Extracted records
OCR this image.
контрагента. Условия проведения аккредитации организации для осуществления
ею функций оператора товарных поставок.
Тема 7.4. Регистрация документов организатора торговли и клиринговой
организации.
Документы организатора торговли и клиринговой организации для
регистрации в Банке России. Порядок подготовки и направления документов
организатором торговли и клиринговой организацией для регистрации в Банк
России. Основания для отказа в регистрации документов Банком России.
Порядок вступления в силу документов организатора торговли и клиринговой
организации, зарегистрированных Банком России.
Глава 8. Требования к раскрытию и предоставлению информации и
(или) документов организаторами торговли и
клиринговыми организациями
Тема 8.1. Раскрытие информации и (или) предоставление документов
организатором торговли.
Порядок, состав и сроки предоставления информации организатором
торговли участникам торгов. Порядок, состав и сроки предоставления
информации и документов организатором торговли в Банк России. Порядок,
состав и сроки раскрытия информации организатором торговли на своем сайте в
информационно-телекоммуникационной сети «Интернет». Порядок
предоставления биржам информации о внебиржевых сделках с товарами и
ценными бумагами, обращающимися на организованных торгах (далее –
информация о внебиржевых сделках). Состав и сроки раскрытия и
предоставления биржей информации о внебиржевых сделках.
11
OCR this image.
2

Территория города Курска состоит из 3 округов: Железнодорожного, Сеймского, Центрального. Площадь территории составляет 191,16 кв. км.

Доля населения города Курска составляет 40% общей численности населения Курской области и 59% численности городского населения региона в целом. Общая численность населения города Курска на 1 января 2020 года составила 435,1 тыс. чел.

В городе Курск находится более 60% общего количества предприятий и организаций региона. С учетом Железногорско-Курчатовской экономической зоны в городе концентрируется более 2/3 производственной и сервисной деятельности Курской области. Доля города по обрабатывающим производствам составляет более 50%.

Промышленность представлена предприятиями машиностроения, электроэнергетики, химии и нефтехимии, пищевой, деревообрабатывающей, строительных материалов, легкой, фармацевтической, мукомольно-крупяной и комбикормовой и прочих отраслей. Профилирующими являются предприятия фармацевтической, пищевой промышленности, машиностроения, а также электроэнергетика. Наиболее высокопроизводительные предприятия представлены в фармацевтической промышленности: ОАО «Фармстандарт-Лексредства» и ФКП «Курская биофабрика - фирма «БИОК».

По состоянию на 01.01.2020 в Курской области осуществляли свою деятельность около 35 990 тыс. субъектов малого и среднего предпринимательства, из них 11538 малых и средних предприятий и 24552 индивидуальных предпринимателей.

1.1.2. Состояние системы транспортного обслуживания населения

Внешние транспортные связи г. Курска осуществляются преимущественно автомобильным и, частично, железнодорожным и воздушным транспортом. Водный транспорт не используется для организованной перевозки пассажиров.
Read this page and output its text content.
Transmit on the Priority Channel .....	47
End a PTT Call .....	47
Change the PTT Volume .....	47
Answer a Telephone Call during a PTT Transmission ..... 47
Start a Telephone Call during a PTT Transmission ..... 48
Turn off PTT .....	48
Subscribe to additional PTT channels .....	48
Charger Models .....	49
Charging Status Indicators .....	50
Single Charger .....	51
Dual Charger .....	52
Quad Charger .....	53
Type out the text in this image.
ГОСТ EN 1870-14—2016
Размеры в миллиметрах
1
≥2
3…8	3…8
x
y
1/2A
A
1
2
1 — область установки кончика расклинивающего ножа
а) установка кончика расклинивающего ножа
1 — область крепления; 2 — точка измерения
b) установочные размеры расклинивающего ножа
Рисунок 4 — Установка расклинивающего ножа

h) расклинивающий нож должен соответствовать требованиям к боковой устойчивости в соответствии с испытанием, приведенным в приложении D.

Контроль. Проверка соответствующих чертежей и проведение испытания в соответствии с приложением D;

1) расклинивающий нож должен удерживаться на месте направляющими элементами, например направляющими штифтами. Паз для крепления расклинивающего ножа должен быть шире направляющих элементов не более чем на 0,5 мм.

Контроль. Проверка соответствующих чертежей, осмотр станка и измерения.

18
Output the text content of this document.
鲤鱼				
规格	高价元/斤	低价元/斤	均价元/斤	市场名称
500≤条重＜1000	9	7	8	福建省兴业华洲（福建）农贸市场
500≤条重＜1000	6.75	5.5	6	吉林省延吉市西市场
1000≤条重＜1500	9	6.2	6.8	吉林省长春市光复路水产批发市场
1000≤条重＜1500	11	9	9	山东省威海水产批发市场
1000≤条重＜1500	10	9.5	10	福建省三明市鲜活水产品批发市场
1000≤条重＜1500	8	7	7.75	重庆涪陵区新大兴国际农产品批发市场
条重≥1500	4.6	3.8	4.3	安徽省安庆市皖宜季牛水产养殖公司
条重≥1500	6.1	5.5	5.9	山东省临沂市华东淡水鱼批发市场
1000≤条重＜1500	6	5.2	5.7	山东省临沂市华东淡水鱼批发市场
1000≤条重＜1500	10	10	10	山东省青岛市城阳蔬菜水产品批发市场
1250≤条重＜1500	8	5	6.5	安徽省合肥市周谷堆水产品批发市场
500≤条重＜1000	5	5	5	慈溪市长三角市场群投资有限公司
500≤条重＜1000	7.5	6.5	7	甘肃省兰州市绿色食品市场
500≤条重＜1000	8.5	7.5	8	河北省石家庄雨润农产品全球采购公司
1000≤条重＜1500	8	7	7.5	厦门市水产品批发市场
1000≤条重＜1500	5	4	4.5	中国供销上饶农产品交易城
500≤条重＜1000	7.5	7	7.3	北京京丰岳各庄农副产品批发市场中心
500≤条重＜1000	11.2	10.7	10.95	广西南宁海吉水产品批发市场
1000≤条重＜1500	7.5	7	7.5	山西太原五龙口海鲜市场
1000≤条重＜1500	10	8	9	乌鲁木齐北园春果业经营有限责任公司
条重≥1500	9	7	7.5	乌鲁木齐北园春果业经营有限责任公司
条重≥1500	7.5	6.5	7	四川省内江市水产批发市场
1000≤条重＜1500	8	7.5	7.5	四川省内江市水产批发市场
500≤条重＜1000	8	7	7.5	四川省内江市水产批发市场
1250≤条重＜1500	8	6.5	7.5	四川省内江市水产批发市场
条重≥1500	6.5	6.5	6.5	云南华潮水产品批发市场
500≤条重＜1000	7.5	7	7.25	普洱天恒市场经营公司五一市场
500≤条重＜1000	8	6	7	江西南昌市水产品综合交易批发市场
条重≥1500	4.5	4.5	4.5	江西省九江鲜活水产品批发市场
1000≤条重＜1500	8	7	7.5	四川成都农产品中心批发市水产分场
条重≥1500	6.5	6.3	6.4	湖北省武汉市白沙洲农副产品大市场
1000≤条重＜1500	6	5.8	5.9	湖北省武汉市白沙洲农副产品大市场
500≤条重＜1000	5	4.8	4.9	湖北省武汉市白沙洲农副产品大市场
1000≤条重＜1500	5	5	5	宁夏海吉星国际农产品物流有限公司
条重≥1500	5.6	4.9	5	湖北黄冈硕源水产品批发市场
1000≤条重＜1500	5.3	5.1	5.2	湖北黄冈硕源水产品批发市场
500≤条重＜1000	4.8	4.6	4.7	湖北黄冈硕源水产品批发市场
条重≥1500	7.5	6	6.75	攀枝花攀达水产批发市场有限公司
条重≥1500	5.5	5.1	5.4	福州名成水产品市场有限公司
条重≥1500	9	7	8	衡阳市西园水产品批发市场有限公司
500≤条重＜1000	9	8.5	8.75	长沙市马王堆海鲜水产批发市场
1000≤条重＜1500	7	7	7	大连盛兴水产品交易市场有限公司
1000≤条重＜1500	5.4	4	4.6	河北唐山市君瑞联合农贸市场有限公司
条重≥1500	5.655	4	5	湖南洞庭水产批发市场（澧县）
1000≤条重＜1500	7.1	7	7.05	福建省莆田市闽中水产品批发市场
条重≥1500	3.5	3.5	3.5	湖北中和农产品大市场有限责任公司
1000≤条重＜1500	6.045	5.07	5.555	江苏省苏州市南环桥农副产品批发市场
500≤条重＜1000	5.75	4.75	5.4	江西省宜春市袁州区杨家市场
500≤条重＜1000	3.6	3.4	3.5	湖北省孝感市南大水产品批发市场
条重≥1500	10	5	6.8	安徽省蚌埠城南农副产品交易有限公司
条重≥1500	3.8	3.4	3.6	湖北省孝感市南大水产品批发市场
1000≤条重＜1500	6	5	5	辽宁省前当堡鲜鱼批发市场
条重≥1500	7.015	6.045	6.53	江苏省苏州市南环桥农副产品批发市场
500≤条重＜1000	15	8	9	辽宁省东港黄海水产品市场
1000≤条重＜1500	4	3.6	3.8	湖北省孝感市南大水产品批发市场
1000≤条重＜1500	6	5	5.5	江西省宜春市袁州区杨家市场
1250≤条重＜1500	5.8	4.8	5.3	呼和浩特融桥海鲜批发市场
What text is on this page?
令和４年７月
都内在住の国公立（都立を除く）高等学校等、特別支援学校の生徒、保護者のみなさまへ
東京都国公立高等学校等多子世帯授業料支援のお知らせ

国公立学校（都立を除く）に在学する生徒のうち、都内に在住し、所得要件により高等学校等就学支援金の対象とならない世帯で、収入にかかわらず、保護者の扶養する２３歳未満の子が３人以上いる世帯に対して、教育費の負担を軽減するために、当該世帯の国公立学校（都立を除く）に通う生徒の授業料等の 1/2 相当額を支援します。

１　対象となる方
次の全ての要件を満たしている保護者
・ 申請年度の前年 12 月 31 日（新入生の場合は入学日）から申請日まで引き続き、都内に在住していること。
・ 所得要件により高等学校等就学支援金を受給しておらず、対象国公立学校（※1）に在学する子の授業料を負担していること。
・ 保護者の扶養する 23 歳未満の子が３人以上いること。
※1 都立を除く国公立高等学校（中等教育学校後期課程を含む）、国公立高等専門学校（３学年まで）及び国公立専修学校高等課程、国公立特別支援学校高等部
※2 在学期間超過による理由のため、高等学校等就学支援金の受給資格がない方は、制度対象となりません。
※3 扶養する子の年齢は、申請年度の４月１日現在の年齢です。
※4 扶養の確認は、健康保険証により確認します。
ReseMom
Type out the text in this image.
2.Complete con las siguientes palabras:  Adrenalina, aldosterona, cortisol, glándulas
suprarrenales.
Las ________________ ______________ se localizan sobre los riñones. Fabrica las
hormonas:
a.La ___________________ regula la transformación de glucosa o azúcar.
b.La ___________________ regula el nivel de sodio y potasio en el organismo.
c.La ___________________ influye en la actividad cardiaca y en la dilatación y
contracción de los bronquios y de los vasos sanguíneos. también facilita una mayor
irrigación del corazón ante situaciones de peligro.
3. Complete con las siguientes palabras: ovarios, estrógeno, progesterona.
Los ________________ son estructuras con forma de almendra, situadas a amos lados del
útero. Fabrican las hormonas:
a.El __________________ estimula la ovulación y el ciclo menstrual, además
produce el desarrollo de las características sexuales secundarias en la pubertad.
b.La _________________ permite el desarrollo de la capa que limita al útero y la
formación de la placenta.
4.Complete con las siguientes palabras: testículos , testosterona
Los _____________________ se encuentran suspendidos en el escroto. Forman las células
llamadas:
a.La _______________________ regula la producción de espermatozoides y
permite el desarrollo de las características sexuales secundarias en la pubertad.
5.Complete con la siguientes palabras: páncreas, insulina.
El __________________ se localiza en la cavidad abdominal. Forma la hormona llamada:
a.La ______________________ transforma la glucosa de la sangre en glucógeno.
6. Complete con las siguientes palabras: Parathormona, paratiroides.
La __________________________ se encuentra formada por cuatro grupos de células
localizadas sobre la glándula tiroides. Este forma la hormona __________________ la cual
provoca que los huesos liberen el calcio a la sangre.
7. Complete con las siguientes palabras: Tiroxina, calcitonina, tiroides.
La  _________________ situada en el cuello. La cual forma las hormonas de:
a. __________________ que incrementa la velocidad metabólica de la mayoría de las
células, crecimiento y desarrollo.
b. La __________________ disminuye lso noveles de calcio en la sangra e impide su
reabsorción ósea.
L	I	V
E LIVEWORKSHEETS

[SET PROBLEM] Of the lines in the records, how many contain the word "раскрытия"? Answer with the number and nothing else.

[TASK RESPONSE] 2